**** INFORMATION GIVEN

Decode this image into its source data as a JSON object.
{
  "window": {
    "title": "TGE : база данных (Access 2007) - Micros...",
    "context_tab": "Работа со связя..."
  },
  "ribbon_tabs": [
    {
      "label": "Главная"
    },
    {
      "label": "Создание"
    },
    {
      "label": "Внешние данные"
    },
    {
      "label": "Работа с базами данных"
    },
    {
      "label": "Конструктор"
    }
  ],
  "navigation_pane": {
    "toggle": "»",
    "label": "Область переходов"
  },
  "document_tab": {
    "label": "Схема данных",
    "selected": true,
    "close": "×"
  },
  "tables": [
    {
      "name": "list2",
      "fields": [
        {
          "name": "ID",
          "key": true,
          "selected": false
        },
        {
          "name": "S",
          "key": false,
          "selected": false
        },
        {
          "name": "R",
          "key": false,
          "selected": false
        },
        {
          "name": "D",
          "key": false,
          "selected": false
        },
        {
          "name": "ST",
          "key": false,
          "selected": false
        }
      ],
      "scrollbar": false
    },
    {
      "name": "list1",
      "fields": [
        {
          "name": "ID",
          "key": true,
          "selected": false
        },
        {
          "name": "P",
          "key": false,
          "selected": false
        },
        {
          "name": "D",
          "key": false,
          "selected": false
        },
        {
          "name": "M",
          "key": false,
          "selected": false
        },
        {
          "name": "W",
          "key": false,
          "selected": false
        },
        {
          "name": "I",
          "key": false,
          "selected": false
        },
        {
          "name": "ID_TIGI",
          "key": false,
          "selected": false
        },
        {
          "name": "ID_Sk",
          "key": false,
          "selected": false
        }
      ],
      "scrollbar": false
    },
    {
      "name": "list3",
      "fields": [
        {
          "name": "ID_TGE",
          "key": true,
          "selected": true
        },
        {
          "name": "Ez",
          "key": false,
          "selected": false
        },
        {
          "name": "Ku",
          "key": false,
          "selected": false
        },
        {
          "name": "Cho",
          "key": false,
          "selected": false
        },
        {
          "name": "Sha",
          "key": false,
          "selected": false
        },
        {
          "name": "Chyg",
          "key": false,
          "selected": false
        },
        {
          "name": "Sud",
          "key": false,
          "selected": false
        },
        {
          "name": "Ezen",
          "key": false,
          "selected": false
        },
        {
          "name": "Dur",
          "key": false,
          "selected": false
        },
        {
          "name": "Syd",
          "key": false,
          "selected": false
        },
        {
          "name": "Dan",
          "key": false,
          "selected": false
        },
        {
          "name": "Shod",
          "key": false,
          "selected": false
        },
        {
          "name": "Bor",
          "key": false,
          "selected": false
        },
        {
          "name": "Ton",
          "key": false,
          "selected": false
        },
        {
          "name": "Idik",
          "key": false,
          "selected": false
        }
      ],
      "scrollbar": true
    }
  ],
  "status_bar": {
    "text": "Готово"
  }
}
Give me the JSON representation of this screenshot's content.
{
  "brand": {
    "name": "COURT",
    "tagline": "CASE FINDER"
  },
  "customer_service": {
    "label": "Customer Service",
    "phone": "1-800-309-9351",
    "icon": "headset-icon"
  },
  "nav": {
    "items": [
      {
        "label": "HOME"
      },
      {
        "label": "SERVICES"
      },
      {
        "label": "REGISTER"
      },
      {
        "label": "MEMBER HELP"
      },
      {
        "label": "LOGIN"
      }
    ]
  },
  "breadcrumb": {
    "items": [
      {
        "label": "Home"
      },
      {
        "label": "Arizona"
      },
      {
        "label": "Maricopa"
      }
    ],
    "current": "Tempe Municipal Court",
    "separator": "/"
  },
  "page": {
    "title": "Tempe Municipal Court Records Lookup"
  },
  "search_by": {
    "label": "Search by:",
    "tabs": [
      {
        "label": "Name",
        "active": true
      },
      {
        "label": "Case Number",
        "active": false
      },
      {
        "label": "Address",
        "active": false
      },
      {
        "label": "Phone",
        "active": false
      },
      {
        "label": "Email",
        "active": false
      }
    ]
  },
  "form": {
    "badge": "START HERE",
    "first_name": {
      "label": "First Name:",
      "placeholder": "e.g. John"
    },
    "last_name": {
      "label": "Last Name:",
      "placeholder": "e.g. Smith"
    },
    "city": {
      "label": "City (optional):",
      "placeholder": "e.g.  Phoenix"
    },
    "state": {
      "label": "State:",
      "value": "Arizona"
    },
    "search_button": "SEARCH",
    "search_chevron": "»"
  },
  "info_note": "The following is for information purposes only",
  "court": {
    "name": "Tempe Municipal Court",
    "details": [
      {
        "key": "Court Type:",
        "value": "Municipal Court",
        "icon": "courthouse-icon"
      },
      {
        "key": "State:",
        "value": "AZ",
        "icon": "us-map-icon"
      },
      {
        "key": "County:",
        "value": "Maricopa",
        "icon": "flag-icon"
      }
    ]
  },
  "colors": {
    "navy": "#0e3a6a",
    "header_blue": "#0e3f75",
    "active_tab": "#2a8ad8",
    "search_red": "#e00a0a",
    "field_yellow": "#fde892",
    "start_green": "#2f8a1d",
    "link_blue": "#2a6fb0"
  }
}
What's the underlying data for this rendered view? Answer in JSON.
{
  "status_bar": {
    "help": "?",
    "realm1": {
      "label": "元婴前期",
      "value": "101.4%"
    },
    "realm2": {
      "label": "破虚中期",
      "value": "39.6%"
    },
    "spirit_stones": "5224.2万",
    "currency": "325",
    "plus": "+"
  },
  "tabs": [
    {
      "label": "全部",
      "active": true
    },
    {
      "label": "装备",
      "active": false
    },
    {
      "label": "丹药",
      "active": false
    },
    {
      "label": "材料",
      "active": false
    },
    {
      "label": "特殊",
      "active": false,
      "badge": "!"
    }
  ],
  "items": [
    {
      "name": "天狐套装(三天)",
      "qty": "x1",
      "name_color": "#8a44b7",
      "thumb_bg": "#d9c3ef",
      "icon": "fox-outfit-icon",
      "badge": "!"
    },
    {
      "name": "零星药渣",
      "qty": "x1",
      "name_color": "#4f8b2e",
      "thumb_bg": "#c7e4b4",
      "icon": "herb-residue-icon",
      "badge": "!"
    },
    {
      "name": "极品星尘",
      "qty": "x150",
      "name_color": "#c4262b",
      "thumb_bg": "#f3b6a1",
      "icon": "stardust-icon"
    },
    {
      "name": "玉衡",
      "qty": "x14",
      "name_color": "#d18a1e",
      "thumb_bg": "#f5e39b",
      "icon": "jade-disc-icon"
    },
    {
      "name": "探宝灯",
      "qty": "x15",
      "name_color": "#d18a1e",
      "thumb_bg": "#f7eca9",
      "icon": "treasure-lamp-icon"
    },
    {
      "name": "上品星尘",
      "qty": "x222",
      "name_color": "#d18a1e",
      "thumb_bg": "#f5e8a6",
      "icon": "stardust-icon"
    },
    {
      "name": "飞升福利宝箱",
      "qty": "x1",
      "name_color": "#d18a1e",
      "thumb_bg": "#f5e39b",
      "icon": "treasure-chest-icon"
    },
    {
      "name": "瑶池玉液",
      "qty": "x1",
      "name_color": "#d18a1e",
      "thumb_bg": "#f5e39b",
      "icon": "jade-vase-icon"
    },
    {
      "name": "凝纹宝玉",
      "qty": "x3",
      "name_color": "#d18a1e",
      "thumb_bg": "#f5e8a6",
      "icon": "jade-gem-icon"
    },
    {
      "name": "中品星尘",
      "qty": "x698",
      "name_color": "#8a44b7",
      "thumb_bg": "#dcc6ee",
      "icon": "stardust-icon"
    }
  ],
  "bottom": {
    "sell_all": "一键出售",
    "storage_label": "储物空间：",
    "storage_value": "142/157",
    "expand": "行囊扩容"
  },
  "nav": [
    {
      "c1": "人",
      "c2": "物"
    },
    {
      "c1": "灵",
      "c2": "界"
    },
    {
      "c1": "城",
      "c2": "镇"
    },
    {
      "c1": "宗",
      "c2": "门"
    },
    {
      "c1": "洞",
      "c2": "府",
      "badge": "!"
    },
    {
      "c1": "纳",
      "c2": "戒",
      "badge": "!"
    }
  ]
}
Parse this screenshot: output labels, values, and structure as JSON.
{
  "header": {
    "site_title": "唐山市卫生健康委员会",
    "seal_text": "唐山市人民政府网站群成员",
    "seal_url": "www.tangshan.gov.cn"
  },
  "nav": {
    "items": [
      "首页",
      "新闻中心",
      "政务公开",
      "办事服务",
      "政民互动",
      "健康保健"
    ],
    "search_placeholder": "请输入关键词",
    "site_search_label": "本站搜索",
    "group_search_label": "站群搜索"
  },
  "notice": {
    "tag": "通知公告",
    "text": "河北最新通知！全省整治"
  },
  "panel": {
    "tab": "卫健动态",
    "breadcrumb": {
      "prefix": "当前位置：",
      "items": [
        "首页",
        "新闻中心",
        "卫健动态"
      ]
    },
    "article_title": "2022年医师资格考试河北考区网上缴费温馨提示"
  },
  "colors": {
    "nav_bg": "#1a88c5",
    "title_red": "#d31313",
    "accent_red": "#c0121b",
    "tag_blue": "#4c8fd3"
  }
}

********

Take each line of the material that contains the word "jade" and list it.

      "icon": "jade-disc-icon"
      "icon": "jade-vase-icon"
      "icon": "jade-gem-icon"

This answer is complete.